Write out every entry exactly as it appears.

RECORDS FOR THIS TASK
[Start]

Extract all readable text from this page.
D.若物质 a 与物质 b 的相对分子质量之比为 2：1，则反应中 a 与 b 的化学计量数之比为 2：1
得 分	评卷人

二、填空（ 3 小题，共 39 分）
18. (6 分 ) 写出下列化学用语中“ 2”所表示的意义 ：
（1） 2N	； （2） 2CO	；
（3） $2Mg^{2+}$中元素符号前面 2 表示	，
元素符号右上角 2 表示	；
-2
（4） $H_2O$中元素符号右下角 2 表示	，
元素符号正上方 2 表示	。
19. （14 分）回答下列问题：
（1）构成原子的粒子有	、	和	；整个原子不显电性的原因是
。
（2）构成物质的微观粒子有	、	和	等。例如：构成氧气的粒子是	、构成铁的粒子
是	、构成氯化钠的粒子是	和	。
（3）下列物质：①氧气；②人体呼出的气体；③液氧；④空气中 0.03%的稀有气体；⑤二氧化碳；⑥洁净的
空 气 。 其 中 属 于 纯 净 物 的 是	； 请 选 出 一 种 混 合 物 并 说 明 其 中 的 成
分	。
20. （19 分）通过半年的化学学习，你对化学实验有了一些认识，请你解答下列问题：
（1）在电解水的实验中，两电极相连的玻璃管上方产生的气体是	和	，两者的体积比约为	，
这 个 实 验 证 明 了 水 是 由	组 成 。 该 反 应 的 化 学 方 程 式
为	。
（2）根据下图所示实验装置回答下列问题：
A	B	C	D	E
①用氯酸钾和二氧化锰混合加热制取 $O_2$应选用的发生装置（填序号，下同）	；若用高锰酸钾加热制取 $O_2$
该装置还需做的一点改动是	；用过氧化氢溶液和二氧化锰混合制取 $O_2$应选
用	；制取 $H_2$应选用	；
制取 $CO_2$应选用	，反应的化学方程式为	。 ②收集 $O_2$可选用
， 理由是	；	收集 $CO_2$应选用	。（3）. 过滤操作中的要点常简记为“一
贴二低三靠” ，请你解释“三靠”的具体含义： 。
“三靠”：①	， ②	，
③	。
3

[End]

THE SOLUTION
Extract all readable text from this page.
D.若物质 a 与物质 b 的相对分子质量之比为 2：1，则反应中 a 与 b 的化学计量数之比为 2：1
得 分	评卷人

二、填空（ 3 小题，共 39 分）
18. (6 分 ) 写出下列化学用语中“ 2”所表示的意义 ：
（1） 2N	； （2） 2CO	；
（3） $2Mg^{2+}$中元素符号前面 2 表示	，
元素符号右上角 2 表示	；
-2
（4） $H_2O$中元素符号右下角 2 表示	，
元素符号正上方 2 表示	。
19. （14 分）回答下列问题：
（1）构成原子的粒子有	、	和	；整个原子不显电性的原因是
。
（2）构成物质的微观粒子有	、	和	等。例如：构成氧气的粒子是	、构成铁的粒子
是	、构成氯化钠的粒子是	和	。
（3）下列物质：①氧气；②人体呼出的气体；③液氧；④空气中 0.03%的稀有气体；⑤二氧化碳；⑥洁净的
空 气 。 其 中 属 于 纯 净 物 的 是	； 请 选 出 一 种 混 合 物 并 说 明 其 中 的 成
分	。
20. （19 分）通过半年的化学学习，你对化学实验有了一些认识，请你解答下列问题：
（1）在电解水的实验中，两电极相连的玻璃管上方产生的气体是	和	，两者的体积比约为	，
这 个 实 验 证 明 了 水 是 由	组 成 。 该 反 应 的 化 学 方 程 式
为	。
（2）根据下图所示实验装置回答下列问题：
A	B	C	D	E
①用氯酸钾和二氧化锰混合加热制取 $O_2$应选用的发生装置（填序号，下同）	；若用高锰酸钾加热制取 $O_2$
该装置还需做的一点改动是	；用过氧化氢溶液和二氧化锰混合制取 $O_2$应选
用	；制取 $H_2$应选用	；
制取 $CO_2$应选用	，反应的化学方程式为	。 ②收集 $O_2$可选用
， 理由是	；	收集 $CO_2$应选用	。（3）. 过滤操作中的要点常简记为“一
贴二低三靠” ，请你解释“三靠”的具体含义： 。
“三靠”：①	， ②	，
③	。
3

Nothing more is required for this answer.